- WORK TO BE COMPLETED
From the entries below, copy out every line with "JSON" in it.

- RECORD SET
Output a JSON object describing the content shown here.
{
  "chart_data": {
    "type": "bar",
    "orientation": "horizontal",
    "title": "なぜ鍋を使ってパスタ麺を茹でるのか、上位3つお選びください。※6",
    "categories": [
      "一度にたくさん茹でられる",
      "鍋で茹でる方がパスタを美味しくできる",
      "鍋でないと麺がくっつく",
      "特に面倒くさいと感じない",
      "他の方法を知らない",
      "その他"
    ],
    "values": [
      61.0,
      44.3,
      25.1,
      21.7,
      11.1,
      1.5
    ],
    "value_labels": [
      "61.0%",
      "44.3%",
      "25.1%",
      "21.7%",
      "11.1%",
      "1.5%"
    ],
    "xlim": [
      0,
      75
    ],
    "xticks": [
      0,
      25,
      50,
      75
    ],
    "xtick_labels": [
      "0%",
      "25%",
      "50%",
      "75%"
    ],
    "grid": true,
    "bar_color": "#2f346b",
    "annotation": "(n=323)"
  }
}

---

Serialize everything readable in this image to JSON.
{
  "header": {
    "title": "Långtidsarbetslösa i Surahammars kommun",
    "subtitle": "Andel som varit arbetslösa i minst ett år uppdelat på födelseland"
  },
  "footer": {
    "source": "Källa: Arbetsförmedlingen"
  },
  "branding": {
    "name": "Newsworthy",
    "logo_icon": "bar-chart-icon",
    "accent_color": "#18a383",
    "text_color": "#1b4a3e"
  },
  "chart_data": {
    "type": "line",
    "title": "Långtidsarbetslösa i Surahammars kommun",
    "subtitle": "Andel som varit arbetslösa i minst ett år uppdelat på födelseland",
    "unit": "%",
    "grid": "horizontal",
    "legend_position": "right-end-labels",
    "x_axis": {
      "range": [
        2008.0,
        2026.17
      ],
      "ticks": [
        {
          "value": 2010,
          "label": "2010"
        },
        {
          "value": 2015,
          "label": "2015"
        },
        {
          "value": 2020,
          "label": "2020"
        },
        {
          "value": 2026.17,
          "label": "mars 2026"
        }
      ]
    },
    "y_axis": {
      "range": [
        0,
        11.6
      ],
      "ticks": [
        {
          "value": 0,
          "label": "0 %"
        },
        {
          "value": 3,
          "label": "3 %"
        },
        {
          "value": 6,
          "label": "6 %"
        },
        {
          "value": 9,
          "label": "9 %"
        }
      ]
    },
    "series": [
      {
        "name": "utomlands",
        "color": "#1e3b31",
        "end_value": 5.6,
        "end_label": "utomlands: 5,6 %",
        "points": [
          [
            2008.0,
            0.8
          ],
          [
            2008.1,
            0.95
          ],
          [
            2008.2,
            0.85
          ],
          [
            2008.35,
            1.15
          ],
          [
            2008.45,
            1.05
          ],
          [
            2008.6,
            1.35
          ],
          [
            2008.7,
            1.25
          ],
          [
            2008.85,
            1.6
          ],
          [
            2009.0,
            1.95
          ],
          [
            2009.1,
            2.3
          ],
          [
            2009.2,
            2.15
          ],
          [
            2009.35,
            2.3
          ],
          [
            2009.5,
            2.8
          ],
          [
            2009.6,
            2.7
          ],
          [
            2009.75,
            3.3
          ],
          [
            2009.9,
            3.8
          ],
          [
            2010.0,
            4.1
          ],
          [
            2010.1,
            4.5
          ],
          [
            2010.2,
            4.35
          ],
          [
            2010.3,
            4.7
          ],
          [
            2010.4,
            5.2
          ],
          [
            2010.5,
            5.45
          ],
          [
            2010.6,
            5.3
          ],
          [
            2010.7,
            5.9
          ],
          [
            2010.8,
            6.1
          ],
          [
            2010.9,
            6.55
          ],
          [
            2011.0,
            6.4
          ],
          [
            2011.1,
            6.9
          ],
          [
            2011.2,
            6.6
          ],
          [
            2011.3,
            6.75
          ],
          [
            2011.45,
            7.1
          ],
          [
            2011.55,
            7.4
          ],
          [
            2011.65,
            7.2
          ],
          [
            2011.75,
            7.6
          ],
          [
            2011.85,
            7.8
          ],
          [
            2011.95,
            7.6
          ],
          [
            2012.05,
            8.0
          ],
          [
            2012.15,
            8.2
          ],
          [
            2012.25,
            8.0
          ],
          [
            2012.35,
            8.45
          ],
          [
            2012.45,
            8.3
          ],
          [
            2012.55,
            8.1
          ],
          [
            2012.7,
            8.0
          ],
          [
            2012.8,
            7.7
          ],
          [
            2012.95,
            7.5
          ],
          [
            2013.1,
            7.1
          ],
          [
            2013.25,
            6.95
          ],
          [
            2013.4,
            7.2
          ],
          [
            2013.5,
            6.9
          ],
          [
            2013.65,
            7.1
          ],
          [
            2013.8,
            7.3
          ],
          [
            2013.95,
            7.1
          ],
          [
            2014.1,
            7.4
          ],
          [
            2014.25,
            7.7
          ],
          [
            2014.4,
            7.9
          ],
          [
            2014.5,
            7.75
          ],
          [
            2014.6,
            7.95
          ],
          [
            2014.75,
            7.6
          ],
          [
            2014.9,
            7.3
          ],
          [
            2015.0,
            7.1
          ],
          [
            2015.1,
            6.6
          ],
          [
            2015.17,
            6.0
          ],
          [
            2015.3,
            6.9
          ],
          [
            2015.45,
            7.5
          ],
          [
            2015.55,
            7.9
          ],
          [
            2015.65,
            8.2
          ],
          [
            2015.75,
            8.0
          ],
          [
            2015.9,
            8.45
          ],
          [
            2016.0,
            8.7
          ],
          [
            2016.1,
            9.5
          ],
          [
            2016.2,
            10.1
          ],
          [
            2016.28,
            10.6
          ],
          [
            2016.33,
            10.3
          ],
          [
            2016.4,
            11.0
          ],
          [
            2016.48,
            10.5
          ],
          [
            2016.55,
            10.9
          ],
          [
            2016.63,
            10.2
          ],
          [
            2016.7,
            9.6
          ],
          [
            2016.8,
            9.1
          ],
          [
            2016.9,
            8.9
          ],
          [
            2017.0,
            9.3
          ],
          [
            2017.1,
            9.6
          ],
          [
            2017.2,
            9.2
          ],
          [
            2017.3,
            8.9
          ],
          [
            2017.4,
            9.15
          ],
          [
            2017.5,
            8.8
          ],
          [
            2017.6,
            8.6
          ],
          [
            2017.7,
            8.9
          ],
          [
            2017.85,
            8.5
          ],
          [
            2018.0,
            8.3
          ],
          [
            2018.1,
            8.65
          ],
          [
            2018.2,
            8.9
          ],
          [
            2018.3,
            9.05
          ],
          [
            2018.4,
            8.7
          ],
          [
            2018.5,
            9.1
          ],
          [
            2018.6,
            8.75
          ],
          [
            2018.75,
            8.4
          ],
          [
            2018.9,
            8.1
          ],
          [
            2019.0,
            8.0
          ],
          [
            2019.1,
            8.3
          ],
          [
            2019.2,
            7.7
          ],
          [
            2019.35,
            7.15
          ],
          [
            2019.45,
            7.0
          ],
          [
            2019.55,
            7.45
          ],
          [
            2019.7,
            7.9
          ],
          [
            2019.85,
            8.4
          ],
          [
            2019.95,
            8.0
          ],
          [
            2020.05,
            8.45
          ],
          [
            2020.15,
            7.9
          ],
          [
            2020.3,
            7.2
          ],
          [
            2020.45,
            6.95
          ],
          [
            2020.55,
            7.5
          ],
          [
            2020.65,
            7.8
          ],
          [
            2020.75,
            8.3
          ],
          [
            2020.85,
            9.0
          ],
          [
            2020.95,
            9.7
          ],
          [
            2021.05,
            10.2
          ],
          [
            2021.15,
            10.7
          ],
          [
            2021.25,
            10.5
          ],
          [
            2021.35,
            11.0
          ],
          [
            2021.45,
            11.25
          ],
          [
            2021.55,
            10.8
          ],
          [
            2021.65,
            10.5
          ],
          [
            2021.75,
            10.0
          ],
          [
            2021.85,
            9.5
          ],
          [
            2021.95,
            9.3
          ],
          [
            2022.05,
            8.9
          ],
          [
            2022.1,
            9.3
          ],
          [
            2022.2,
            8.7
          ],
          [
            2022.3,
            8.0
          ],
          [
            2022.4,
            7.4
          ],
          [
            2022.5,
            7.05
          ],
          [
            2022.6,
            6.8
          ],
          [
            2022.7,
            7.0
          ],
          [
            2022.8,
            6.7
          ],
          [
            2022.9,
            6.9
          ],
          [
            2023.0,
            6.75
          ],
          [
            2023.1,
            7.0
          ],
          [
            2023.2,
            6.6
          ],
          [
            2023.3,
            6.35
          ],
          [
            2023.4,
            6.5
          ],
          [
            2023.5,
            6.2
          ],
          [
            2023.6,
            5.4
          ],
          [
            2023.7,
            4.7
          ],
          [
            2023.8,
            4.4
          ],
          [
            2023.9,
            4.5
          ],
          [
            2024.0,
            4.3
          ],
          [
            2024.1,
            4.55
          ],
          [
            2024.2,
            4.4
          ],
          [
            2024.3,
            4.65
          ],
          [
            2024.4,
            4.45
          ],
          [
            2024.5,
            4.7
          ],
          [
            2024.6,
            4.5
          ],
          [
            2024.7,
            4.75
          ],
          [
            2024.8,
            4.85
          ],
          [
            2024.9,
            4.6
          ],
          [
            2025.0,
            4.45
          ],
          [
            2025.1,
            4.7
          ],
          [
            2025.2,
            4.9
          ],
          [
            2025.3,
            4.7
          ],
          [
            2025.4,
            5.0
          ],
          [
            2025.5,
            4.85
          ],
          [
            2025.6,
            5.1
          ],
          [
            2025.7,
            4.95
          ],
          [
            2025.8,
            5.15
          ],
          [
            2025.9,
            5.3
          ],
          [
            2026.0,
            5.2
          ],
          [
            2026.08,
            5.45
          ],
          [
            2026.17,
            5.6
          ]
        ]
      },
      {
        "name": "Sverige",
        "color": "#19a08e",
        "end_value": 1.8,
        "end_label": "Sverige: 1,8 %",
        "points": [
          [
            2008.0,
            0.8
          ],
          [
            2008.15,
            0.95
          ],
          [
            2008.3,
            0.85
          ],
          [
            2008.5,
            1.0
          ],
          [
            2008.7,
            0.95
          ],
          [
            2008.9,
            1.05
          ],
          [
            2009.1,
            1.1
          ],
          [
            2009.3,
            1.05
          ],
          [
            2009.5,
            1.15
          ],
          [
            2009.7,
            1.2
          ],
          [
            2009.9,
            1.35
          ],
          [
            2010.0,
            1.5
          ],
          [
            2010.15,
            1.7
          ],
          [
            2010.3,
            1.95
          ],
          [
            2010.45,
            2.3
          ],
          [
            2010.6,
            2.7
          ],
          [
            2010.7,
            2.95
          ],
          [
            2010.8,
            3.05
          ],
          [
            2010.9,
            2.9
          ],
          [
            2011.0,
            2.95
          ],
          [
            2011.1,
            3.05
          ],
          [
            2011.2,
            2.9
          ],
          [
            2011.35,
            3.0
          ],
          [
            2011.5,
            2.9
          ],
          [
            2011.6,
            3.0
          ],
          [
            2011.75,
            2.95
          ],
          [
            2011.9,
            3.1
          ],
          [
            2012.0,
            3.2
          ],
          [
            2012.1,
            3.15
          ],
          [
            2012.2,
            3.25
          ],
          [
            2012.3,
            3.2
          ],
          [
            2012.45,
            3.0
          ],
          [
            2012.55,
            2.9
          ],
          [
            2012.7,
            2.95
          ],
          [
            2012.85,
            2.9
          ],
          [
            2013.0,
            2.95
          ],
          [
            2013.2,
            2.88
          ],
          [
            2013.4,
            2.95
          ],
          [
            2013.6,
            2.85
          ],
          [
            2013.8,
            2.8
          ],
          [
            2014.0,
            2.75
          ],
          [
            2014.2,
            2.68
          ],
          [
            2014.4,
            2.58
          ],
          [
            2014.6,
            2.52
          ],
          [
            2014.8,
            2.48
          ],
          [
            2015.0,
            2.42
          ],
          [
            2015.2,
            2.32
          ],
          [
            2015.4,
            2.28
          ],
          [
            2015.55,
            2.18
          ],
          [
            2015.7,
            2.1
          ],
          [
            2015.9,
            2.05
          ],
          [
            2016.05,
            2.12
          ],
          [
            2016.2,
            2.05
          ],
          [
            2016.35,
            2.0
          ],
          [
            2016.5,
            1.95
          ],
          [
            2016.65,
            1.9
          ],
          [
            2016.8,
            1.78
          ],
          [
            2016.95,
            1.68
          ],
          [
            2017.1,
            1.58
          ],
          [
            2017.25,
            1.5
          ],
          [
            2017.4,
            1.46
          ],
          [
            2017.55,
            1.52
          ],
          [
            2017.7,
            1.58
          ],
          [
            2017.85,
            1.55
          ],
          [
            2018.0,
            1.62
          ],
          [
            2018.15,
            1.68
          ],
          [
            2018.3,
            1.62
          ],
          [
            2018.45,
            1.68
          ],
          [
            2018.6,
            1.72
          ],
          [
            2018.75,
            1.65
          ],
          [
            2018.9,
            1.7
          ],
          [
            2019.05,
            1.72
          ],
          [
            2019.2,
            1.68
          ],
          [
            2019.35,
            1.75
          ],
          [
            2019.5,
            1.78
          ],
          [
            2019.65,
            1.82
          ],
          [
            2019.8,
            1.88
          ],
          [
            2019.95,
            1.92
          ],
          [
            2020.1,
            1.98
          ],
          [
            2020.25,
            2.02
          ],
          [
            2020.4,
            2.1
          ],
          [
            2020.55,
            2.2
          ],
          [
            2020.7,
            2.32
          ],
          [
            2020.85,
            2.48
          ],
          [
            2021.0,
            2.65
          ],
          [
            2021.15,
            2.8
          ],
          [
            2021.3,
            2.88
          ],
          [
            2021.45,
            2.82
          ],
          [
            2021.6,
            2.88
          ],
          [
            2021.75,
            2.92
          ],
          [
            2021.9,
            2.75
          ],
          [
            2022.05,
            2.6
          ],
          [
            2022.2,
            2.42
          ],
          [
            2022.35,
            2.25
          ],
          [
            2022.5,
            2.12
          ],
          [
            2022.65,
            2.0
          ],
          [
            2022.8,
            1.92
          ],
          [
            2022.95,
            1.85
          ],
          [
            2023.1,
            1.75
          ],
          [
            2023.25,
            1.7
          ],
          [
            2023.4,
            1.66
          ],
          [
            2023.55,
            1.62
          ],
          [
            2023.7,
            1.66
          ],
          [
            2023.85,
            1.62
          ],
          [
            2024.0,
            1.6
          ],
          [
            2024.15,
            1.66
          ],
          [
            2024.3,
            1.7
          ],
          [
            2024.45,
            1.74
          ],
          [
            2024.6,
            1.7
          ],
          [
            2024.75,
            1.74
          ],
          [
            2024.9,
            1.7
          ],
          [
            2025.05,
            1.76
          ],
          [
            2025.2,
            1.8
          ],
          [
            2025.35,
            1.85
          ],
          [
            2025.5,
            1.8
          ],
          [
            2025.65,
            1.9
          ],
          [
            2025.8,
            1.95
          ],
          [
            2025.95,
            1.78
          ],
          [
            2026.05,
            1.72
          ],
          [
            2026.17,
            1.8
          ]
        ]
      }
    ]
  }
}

==

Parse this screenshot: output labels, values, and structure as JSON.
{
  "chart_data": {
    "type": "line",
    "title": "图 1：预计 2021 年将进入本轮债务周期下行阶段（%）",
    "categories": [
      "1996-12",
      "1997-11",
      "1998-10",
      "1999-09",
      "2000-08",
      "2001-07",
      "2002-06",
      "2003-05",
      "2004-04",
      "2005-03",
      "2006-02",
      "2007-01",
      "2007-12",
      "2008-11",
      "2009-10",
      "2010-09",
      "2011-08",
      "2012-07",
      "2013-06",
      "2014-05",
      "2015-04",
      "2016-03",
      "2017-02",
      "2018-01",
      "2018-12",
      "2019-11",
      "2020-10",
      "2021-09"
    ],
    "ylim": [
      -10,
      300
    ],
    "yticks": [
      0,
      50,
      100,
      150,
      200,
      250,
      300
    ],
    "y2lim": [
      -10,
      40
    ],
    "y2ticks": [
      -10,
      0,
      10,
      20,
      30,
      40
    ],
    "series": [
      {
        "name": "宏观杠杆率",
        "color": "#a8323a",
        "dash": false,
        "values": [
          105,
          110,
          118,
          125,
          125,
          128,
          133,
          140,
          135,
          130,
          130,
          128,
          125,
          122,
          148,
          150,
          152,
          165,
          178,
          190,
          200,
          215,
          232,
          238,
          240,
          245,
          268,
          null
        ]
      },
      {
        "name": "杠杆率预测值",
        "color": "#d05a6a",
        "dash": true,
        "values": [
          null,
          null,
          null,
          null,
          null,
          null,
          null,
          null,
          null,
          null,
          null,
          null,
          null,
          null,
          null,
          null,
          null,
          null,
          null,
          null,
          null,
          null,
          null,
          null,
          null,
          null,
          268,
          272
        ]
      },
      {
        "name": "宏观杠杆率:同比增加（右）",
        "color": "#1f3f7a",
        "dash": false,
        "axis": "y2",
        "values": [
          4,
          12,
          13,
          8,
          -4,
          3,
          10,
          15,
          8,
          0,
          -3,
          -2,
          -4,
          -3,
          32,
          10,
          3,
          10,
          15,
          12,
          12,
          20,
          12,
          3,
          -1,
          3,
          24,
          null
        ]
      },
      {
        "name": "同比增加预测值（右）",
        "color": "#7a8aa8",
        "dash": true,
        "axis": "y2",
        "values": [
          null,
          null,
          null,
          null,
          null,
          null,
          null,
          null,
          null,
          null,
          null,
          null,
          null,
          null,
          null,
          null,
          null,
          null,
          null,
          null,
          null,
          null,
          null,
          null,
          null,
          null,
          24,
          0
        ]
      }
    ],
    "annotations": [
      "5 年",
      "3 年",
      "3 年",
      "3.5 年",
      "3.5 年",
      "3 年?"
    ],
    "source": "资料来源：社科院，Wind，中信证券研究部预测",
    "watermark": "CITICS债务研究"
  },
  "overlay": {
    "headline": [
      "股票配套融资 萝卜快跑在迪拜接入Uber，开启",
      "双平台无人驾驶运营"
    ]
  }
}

- FULL SOLUTION
Output a JSON object describing the content shown here.
Serialize everything readable in this image to JSON.
Parse this screenshot: output labels, values, and structure as JSON.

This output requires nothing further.